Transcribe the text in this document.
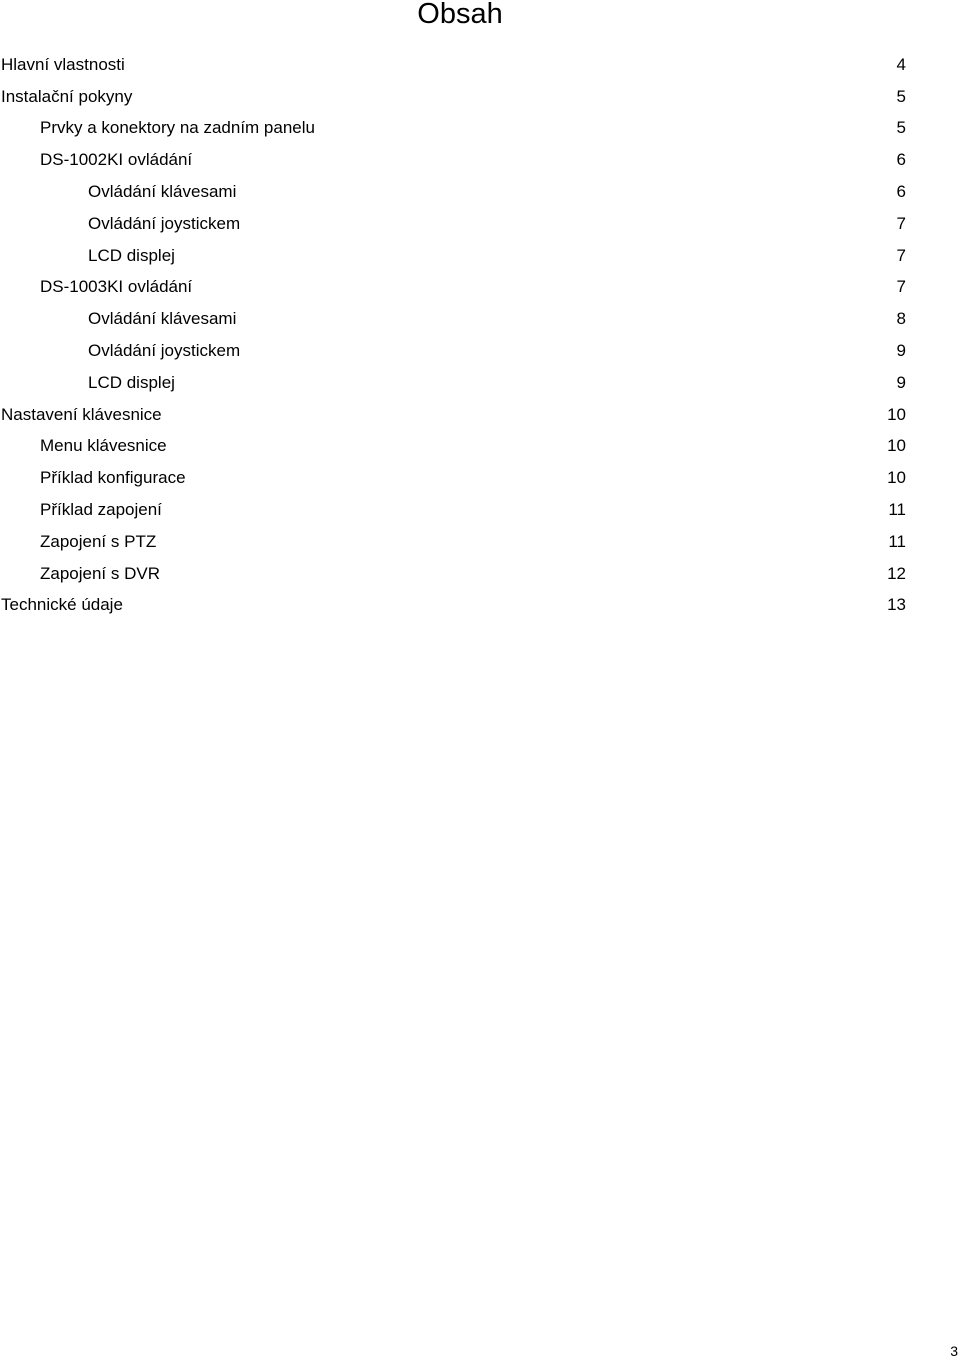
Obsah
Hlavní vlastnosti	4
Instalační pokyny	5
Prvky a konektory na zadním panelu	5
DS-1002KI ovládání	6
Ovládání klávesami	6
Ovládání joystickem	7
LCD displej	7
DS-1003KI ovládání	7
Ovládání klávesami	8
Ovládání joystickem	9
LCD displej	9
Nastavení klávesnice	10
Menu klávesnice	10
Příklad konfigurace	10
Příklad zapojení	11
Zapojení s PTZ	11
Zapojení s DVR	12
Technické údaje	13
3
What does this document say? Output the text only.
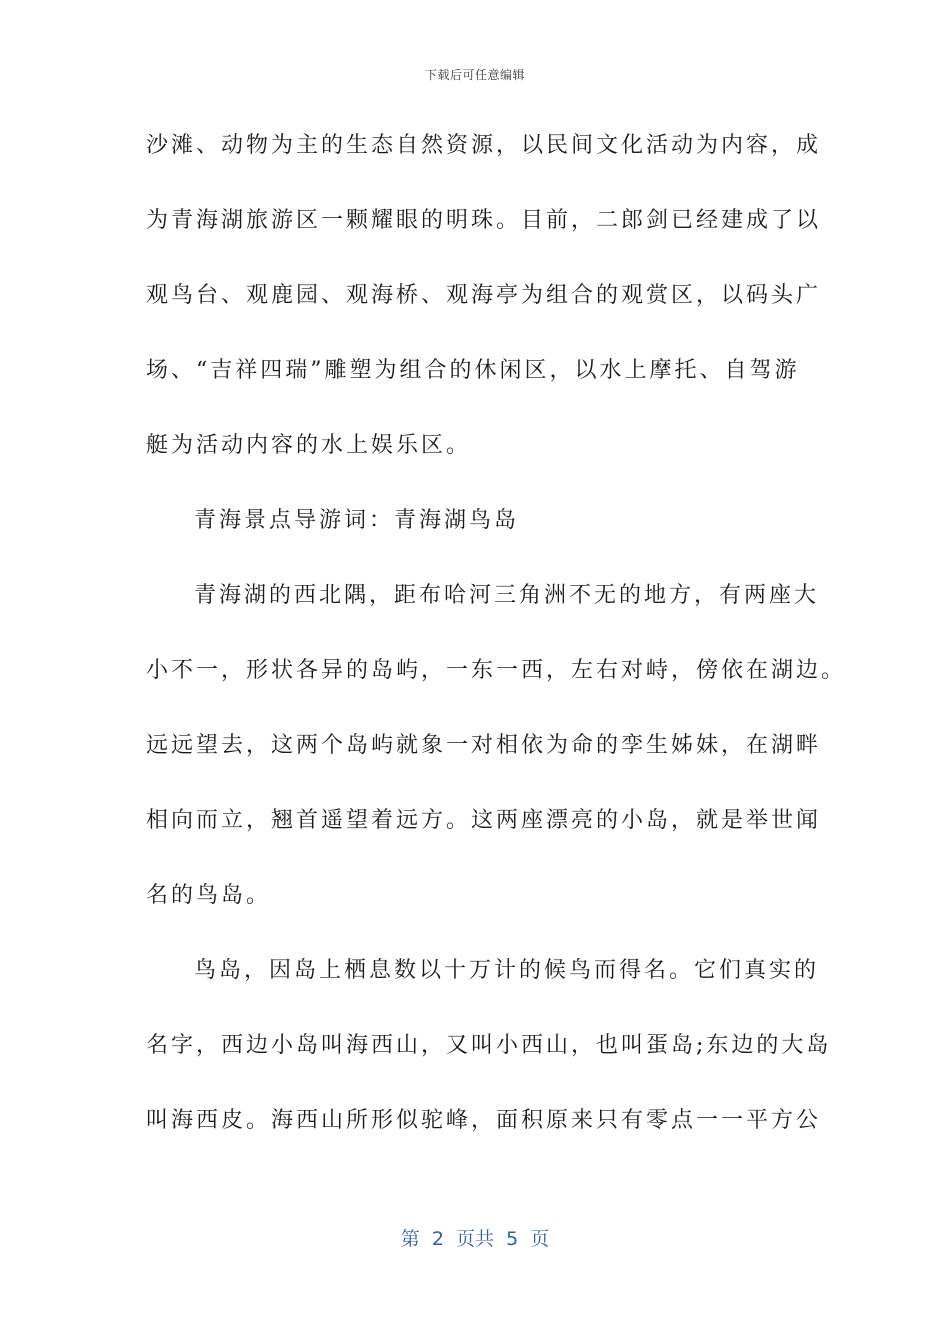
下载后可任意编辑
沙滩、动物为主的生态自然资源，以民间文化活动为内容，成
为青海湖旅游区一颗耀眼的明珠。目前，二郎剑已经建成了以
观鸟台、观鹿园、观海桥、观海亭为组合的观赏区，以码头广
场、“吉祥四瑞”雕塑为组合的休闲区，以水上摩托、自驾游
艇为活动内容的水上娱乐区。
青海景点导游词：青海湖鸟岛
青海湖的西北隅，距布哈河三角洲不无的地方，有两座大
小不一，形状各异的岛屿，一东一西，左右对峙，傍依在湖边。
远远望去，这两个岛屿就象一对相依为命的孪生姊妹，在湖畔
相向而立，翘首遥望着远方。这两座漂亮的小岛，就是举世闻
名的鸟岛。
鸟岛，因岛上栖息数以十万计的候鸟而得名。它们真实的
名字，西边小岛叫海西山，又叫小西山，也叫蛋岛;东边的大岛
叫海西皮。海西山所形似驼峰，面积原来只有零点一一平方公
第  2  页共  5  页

**Request**
Extract every line above that contains the word "this".

**Correct result**
Transcribe the text in this document.
What does this document say? Output the text only.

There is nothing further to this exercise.